Each line containing the word "学习进步" needs to be copied.

[Saved data entries]
§
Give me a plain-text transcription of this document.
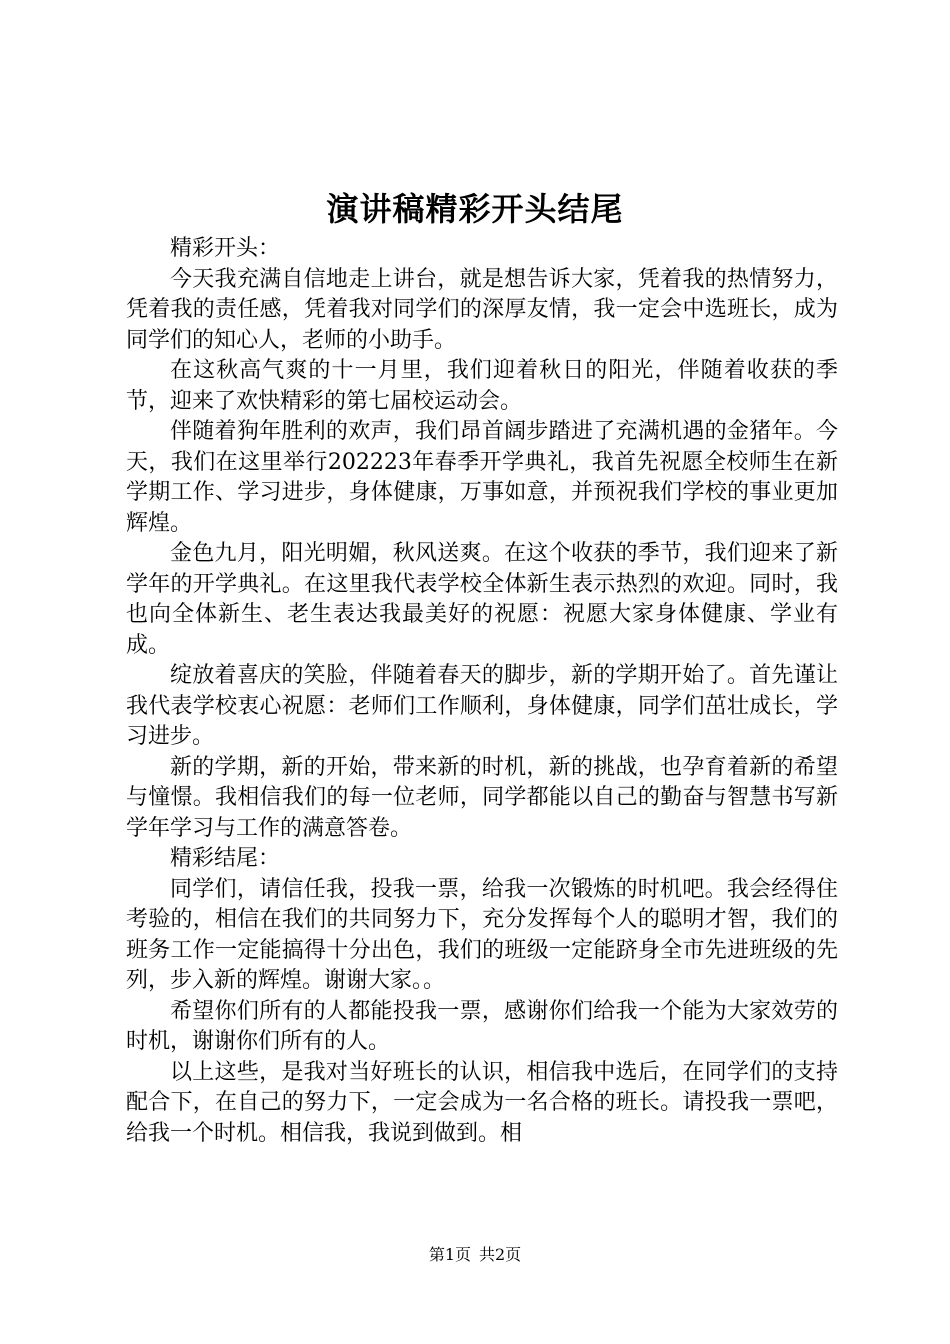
演讲稿精彩开头结尾

精彩开头：

今天我充满自信地走上讲台，就是想告诉大家，凭着我的热情努力，凭着我的责任感，凭着我对同学们的深厚友情，我一定会中选班长，成为同学们的知心人，老师的小助手。

在这秋高气爽的十一月里，我们迎着秋日的阳光，伴随着收获的季节，迎来了欢快精彩的第七届校运动会。

伴随着狗年胜利的欢声，我们昂首阔步踏进了充满机遇的金猪年。今天，我们在这里举行202223年春季开学典礼，我首先祝愿全校师生在新学期工作、学习进步，身体健康，万事如意，并预祝我们学校的事业更加辉煌。

金色九月，阳光明媚，秋风送爽。在这个收获的季节，我们迎来了新学年的开学典礼。在这里我代表学校全体新生表示热烈的欢迎。同时，我也向全体新生、老生表达我最美好的祝愿：祝愿大家身体健康、学业有成。

绽放着喜庆的笑脸，伴随着春天的脚步，新的学期开始了。首先谨让我代表学校衷心祝愿：老师们工作顺利，身体健康，同学们茁壮成长，学习进步。

新的学期，新的开始，带来新的时机，新的挑战，也孕育着新的希望与憧憬。我相信我们的每一位老师，同学都能以自己的勤奋与智慧书写新学年学习与工作的满意答卷。

精彩结尾：

同学们，请信任我，投我一票，给我一次锻炼的时机吧。我会经得住考验的，相信在我们的共同努力下，充分发挥每个人的聪明才智，我们的班务工作一定能搞得十分出色，我们的班级一定能跻身全市先进班级的先列，步入新的辉煌。谢谢大家。。

希望你们所有的人都能投我一票，感谢你们给我一个能为大家效劳的时机，谢谢你们所有的人。

以上这些，是我对当好班长的认识，相信我中选后，在同学们的支持配合下，在自己的努力下，一定会成为一名合格的班长。请投我一票吧，给我一个时机。相信我，我说到做到。相

第1页 共2页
§
Exercise result »
伴随着狗年胜利的欢声，我们昂首阔步踏进了充满机遇的金猪年。今天，我们在这里举行202223年春季开学典礼，我首先祝愿全校师生在新学期工作、学习进步，身体健康，万事如意，并预祝我们学校的事业更加辉煌。
绽放着喜庆的笑脸，伴随着春天的脚步，新的学期开始了。首先谨让我代表学校衷心祝愿：老师们工作顺利，身体健康，同学们茁壮成长，学习进步。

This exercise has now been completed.